> **Items**:
+ + + +
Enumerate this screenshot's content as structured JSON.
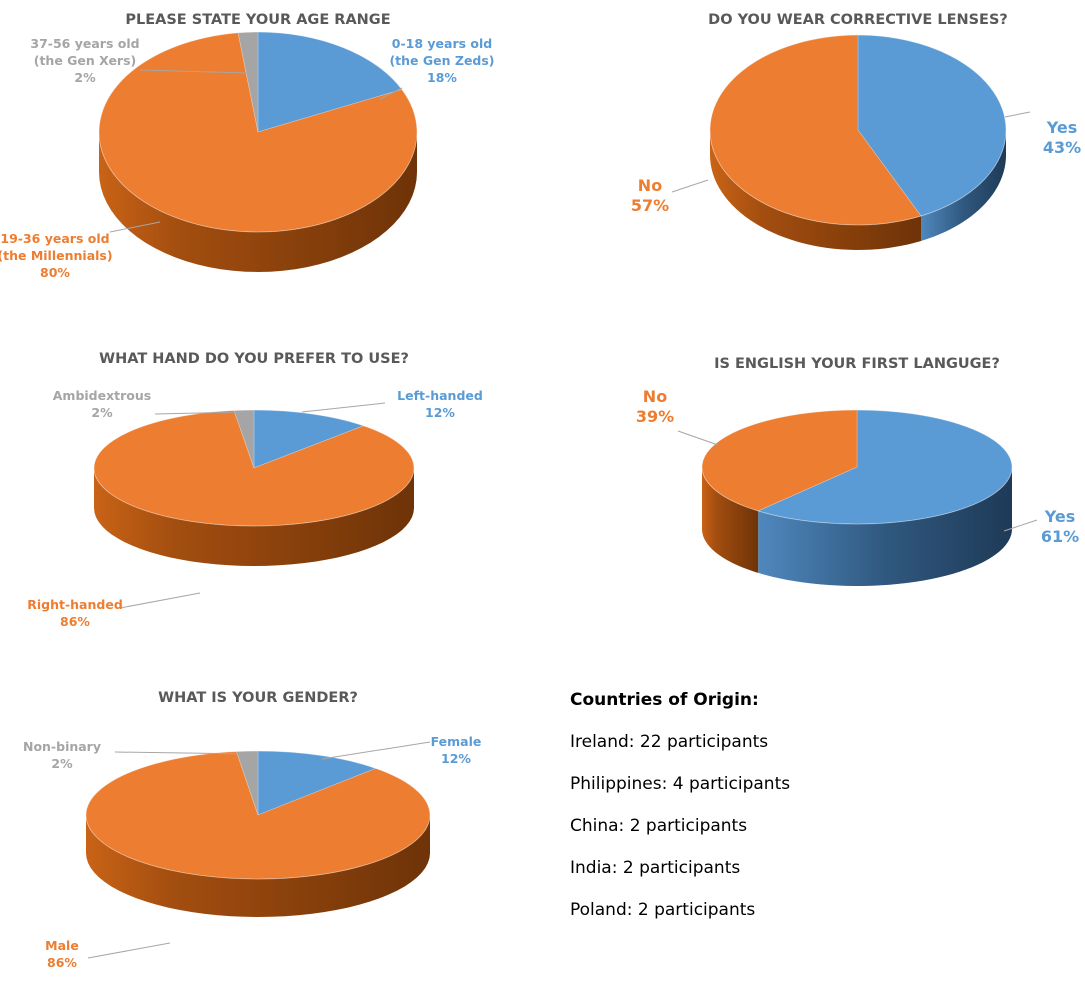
{
  "chart_data": [
    {
      "type": "pie",
      "title": "PLEASE STATE YOUR AGE RANGE",
      "slices": [
        {
          "label_lines": [
            "0-18 years old",
            "(the Gen Zeds)"
          ],
          "pct": "18%",
          "value": 18,
          "color": "#5B9BD5"
        },
        {
          "label_lines": [
            "19-36 years old",
            "(the Millennials)"
          ],
          "pct": "80%",
          "value": 80,
          "color": "#ED7D31"
        },
        {
          "label_lines": [
            "37-56 years old",
            "(the Gen Xers)"
          ],
          "pct": "2%",
          "value": 2,
          "color": "#A5A5A5"
        }
      ]
    },
    {
      "type": "pie",
      "title": "DO YOU WEAR CORRECTIVE LENSES?",
      "slices": [
        {
          "label_lines": [
            "Yes"
          ],
          "pct": "43%",
          "value": 43,
          "color": "#5B9BD5"
        },
        {
          "label_lines": [
            "No"
          ],
          "pct": "57%",
          "value": 57,
          "color": "#ED7D31"
        }
      ]
    },
    {
      "type": "pie",
      "title": "WHAT HAND DO YOU PREFER TO USE?",
      "slices": [
        {
          "label_lines": [
            "Left-handed"
          ],
          "pct": "12%",
          "value": 12,
          "color": "#5B9BD5"
        },
        {
          "label_lines": [
            "Right-handed"
          ],
          "pct": "86%",
          "value": 86,
          "color": "#ED7D31"
        },
        {
          "label_lines": [
            "Ambidextrous"
          ],
          "pct": "2%",
          "value": 2,
          "color": "#A5A5A5"
        }
      ]
    },
    {
      "type": "pie",
      "title": "IS ENGLISH YOUR FIRST LANGUGE?",
      "slices": [
        {
          "label_lines": [
            "Yes"
          ],
          "pct": "61%",
          "value": 61,
          "color": "#5B9BD5"
        },
        {
          "label_lines": [
            "No"
          ],
          "pct": "39%",
          "value": 39,
          "color": "#ED7D31"
        }
      ]
    },
    {
      "type": "pie",
      "title": "WHAT IS YOUR GENDER?",
      "slices": [
        {
          "label_lines": [
            "Female"
          ],
          "pct": "12%",
          "value": 12,
          "color": "#5B9BD5"
        },
        {
          "label_lines": [
            "Male"
          ],
          "pct": "86%",
          "value": 86,
          "color": "#ED7D31"
        },
        {
          "label_lines": [
            "Non-binary"
          ],
          "pct": "2%",
          "value": 2,
          "color": "#A5A5A5"
        }
      ]
    }
  ],
  "countries": {
    "heading": "Countries of Origin:",
    "items": [
      "Ireland: 22 participants",
      "Philippines: 4 participants",
      "China: 2 participants",
      "India: 2 participants",
      "Poland: 2 participants"
    ]
  }
}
+ + + +
> **Set problem**:
Would you set down the listing exactly, omitting pictures?

> **The answer**:
Enumerate this screenshot's content as structured JSON.
{
  "chart_data": [
    {
      "type": "pie",
      "title": "PLEASE STATE YOUR AGE RANGE",
      "slices": [
        {
          "label_lines": [
            "0-18 years old",
            "(the Gen Zeds)"
          ],
          "pct": "18%",
          "value": 18,
          "color": "#5B9BD5"
        },
        {
          "label_lines": [
            "19-36 years old",
            "(the Millennials)"
          ],
          "pct": "80%",
          "value": 80,
          "color": "#ED7D31"
        },
        {
          "label_lines": [
            "37-56 years old",
            "(the Gen Xers)"
          ],
          "pct": "2%",
          "value": 2,
          "color": "#A5A5A5"
        }
      ]
    },
    {
      "type": "pie",
      "title": "DO YOU WEAR CORRECTIVE LENSES?",
      "slices": [
        {
          "label_lines": [
            "Yes"
          ],
          "pct": "43%",
          "value": 43,
          "color": "#5B9BD5"
        },
        {
          "label_lines": [
            "No"
          ],
          "pct": "57%",
          "value": 57,
          "color": "#ED7D31"
        }
      ]
    },
    {
      "type": "pie",
      "title": "WHAT HAND DO YOU PREFER TO USE?",
      "slices": [
        {
          "label_lines": [
            "Left-handed"
          ],
          "pct": "12%",
          "value": 12,
          "color": "#5B9BD5"
        },
        {
          "label_lines": [
            "Right-handed"
          ],
          "pct": "86%",
          "value": 86,
          "color": "#ED7D31"
        },
        {
          "label_lines": [
            "Ambidextrous"
          ],
          "pct": "2%",
          "value": 2,
          "color": "#A5A5A5"
        }
      ]
    },
    {
      "type": "pie",
      "title": "IS ENGLISH YOUR FIRST LANGUGE?",
      "slices": [
        {
          "label_lines": [
            "Yes"
          ],
          "pct": "61%",
          "value": 61,
          "color": "#5B9BD5"
        },
        {
          "label_lines": [
            "No"
          ],
          "pct": "39%",
          "value": 39,
          "color": "#ED7D31"
        }
      ]
    },
    {
      "type": "pie",
      "title": "WHAT IS YOUR GENDER?",
      "slices": [
        {
          "label_lines": [
            "Female"
          ],
          "pct": "12%",
          "value": 12,
          "color": "#5B9BD5"
        },
        {
          "label_lines": [
            "Male"
          ],
          "pct": "86%",
          "value": 86,
          "color": "#ED7D31"
        },
        {
          "label_lines": [
            "Non-binary"
          ],
          "pct": "2%",
          "value": 2,
          "color": "#A5A5A5"
        }
      ]
    }
  ],
  "countries": {
    "heading": "Countries of Origin:",
    "items": [
      "Ireland: 22 participants",
      "Philippines: 4 participants",
      "China: 2 participants",
      "India: 2 participants",
      "Poland: 2 participants"
    ]
  }
}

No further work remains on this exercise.